— BEGIN Given records —
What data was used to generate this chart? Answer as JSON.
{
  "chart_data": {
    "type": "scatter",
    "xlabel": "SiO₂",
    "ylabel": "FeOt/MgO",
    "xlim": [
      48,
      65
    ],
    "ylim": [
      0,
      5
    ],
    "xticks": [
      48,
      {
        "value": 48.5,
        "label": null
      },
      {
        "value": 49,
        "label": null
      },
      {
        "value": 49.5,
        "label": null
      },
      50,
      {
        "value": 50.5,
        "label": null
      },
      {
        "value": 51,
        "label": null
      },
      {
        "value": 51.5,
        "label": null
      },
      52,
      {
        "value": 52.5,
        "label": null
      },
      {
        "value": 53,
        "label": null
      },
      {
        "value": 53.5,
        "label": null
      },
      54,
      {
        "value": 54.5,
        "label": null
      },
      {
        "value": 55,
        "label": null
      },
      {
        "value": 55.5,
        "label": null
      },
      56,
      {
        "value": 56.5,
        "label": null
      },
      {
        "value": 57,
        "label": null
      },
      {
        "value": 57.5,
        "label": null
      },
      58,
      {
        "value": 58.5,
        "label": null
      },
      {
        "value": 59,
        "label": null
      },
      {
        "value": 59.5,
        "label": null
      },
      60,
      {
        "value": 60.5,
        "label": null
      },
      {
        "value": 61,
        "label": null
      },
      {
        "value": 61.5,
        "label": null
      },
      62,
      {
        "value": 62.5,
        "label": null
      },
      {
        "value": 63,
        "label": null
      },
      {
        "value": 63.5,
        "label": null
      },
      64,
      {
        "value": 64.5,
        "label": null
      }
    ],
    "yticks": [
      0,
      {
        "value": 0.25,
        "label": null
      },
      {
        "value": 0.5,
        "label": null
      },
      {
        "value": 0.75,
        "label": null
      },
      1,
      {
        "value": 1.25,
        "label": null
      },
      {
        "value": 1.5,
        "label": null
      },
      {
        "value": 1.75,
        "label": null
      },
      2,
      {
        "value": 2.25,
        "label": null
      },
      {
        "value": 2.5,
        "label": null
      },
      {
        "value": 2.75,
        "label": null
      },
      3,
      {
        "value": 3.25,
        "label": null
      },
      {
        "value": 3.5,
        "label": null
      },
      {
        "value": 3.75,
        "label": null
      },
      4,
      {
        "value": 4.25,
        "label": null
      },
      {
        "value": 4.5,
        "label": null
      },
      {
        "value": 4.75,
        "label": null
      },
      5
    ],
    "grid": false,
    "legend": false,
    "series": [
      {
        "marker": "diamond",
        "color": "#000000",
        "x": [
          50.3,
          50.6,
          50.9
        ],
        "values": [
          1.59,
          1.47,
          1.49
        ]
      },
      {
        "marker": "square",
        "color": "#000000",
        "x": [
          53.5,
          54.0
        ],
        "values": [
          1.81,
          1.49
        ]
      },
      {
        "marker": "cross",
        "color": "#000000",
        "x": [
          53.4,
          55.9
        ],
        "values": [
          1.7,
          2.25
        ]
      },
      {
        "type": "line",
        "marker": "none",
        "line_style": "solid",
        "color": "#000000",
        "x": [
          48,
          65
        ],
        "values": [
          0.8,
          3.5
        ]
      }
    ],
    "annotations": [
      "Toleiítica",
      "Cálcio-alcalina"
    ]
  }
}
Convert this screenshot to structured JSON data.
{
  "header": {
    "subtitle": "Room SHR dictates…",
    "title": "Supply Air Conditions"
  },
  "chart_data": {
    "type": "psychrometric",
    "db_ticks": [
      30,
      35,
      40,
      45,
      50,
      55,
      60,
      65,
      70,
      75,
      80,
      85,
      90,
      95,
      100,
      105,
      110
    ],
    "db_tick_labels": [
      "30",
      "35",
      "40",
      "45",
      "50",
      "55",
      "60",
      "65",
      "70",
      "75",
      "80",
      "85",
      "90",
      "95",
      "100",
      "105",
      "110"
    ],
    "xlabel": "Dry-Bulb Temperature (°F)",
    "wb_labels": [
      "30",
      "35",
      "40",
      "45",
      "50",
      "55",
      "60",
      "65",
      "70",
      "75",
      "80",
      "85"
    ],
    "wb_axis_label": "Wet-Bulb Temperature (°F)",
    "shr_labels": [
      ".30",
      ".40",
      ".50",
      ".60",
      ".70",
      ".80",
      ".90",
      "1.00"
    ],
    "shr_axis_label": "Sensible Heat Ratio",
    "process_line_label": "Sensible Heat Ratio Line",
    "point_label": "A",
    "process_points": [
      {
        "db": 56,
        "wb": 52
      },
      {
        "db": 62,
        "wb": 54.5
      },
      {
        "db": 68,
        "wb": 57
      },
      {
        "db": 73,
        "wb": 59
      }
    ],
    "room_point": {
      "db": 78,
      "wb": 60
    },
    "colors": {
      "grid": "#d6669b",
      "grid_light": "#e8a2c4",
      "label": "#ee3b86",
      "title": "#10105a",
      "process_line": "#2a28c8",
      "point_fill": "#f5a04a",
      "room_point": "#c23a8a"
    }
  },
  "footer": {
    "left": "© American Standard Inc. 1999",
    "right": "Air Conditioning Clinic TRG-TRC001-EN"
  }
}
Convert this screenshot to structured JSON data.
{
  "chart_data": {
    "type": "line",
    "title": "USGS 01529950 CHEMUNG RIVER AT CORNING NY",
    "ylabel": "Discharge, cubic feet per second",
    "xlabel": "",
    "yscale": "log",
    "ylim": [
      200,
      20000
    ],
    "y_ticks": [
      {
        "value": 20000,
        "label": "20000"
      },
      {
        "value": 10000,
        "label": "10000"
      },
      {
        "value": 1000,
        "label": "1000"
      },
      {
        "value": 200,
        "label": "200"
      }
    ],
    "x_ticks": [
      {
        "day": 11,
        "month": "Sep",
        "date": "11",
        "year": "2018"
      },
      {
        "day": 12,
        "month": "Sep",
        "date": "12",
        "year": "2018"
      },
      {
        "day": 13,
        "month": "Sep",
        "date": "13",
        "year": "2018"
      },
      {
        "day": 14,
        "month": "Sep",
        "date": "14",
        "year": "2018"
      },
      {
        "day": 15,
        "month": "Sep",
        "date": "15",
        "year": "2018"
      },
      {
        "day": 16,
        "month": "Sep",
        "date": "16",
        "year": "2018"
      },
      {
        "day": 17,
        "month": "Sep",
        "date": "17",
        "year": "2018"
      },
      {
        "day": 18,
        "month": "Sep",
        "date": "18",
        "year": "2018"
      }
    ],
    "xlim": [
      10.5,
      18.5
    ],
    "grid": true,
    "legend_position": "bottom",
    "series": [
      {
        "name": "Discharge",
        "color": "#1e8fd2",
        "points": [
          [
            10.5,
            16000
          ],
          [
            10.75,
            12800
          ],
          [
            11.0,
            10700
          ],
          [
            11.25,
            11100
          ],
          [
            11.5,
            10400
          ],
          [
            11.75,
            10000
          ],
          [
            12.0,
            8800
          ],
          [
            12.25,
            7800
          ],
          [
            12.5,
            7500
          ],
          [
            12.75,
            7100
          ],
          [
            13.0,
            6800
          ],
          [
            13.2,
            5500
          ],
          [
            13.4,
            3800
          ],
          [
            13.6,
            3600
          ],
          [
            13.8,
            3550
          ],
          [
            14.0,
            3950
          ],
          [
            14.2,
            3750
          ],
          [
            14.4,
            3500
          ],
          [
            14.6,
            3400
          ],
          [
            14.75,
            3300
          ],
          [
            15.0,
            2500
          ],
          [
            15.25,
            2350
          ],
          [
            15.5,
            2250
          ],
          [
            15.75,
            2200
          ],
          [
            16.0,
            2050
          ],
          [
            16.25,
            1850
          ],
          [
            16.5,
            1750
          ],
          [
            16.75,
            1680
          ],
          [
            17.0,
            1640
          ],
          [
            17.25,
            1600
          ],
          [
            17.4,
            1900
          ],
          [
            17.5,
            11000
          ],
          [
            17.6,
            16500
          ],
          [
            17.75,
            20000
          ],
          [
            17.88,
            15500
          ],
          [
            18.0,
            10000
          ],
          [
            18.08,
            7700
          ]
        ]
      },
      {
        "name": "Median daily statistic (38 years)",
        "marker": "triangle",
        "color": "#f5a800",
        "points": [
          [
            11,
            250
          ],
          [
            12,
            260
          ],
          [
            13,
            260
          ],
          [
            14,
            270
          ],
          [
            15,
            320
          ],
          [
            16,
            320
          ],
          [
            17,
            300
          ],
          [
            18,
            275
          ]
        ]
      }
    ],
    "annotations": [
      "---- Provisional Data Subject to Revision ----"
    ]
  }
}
— END Given records —
Identify which lines contain the word "xlabel" and copy each one.

    "xlabel": "SiO₂",
    "xlabel": "Dry-Bulb Temperature (°F)",
    "xlabel": "",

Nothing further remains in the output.